:: WHAT TO DO ::
Give every line of the material again, exactly as written.

---

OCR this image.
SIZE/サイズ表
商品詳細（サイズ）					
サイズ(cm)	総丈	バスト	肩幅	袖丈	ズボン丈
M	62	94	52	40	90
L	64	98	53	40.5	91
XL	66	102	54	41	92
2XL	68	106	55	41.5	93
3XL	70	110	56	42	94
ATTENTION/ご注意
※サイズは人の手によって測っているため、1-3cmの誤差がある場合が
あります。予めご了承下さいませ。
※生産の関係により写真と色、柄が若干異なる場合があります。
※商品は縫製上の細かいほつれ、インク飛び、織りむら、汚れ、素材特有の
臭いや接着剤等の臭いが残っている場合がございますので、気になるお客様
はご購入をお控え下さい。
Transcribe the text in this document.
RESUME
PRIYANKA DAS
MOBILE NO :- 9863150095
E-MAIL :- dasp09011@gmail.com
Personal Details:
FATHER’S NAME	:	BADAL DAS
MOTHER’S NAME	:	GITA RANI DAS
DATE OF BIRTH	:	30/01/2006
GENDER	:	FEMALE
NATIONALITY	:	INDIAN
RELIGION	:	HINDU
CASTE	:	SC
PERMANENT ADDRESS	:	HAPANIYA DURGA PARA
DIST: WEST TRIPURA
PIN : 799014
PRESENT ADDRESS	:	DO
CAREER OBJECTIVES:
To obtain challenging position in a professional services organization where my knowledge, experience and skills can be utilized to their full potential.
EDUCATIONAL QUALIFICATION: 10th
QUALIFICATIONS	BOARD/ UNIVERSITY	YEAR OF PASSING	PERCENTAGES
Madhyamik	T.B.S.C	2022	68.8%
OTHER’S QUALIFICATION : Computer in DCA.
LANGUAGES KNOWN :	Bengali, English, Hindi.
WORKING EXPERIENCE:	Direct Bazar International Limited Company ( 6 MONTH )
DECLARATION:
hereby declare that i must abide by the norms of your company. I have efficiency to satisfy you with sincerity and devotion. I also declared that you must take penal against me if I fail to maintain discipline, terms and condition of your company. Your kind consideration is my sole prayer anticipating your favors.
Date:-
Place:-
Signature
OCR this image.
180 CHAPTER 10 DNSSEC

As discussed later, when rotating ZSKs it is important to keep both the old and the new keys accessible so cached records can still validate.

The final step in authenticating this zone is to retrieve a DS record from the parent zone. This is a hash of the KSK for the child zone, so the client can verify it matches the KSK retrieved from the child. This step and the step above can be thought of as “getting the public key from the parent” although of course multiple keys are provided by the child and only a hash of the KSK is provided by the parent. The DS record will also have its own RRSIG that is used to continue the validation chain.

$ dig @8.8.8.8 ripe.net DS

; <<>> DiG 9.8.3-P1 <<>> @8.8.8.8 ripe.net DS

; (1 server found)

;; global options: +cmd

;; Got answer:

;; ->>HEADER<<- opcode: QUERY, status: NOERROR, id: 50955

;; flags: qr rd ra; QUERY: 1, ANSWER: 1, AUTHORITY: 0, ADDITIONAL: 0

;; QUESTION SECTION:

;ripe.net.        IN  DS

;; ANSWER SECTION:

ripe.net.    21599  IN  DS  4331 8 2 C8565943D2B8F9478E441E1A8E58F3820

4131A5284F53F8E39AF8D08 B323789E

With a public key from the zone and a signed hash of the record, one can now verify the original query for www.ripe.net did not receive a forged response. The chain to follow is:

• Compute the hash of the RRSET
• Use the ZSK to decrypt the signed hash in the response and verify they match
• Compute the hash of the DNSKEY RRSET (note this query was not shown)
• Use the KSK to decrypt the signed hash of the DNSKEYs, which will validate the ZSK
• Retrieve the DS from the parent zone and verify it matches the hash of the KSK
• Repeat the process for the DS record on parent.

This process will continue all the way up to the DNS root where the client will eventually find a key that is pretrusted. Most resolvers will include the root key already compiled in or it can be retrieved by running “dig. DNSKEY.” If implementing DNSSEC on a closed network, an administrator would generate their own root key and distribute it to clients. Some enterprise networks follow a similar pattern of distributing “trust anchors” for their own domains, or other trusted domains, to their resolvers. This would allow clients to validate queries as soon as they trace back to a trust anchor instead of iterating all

---

:: SOLUTION BELOW ::
OCR this image.
SIZE/サイズ表
商品詳細（サイズ）					
サイズ(cm)	総丈	バスト	肩幅	袖丈	ズボン丈
M	62	94	52	40	90
L	64	98	53	40.5	91
XL	66	102	54	41	92
2XL	68	106	55	41.5	93
3XL	70	110	56	42	94
ATTENTION/ご注意
※サイズは人の手によって測っているため、1-3cmの誤差がある場合が
あります。予めご了承下さいませ。
※生産の関係により写真と色、柄が若干異なる場合があります。
※商品は縫製上の細かいほつれ、インク飛び、織りむら、汚れ、素材特有の
臭いや接着剤等の臭いが残っている場合がございますので、気になるお客様
はご購入をお控え下さい。
Transcribe the text in this document.
RESUME
PRIYANKA DAS
MOBILE NO :- 9863150095
E-MAIL :- dasp09011@gmail.com
Personal Details:
FATHER’S NAME	:	BADAL DAS
MOTHER’S NAME	:	GITA RANI DAS
DATE OF BIRTH	:	30/01/2006
GENDER	:	FEMALE
NATIONALITY	:	INDIAN
RELIGION	:	HINDU
CASTE	:	SC
PERMANENT ADDRESS	:	HAPANIYA DURGA PARA
DIST: WEST TRIPURA
PIN : 799014
PRESENT ADDRESS	:	DO
CAREER OBJECTIVES:
To obtain challenging position in a professional services organization where my knowledge, experience and skills can be utilized to their full potential.
EDUCATIONAL QUALIFICATION: 10th
QUALIFICATIONS	BOARD/ UNIVERSITY	YEAR OF PASSING	PERCENTAGES
Madhyamik	T.B.S.C	2022	68.8%
OTHER’S QUALIFICATION : Computer in DCA.
LANGUAGES KNOWN :	Bengali, English, Hindi.
WORKING EXPERIENCE:	Direct Bazar International Limited Company ( 6 MONTH )
DECLARATION:
hereby declare that i must abide by the norms of your company. I have efficiency to satisfy you with sincerity and devotion. I also declared that you must take penal against me if I fail to maintain discipline, terms and condition of your company. Your kind consideration is my sole prayer anticipating your favors.
Date:-
Place:-
Signature
OCR this image.
180 CHAPTER 10 DNSSEC

As discussed later, when rotating ZSKs it is important to keep both the old and the new keys accessible so cached records can still validate.

The final step in authenticating this zone is to retrieve a DS record from the parent zone. This is a hash of the KSK for the child zone, so the client can verify it matches the KSK retrieved from the child. This step and the step above can be thought of as “getting the public key from the parent” although of course multiple keys are provided by the child and only a hash of the KSK is provided by the parent. The DS record will also have its own RRSIG that is used to continue the validation chain.

$ dig @8.8.8.8 ripe.net DS

; <<>> DiG 9.8.3-P1 <<>> @8.8.8.8 ripe.net DS

; (1 server found)

;; global options: +cmd

;; Got answer:

;; ->>HEADER<<- opcode: QUERY, status: NOERROR, id: 50955

;; flags: qr rd ra; QUERY: 1, ANSWER: 1, AUTHORITY: 0, ADDITIONAL: 0

;; QUESTION SECTION:

;ripe.net.        IN  DS

;; ANSWER SECTION:

ripe.net.    21599  IN  DS  4331 8 2 C8565943D2B8F9478E441E1A8E58F3820

4131A5284F53F8E39AF8D08 B323789E

With a public key from the zone and a signed hash of the record, one can now verify the original query for www.ripe.net did not receive a forged response. The chain to follow is:

• Compute the hash of the RRSET
• Use the ZSK to decrypt the signed hash in the response and verify they match
• Compute the hash of the DNSKEY RRSET (note this query was not shown)
• Use the KSK to decrypt the signed hash of the DNSKEYs, which will validate the ZSK
• Retrieve the DS from the parent zone and verify it matches the hash of the KSK
• Repeat the process for the DS record on parent.

This process will continue all the way up to the DNS root where the client will eventually find a key that is pretrusted. Most resolvers will include the root key already compiled in or it can be retrieved by running “dig. DNSKEY.” If implementing DNSSEC on a closed network, an administrator would generate their own root key and distribute it to clients. Some enterprise networks follow a similar pattern of distributing “trust anchors” for their own domains, or other trusted domains, to their resolvers. This would allow clients to validate queries as soon as they trace back to a trust anchor instead of iterating all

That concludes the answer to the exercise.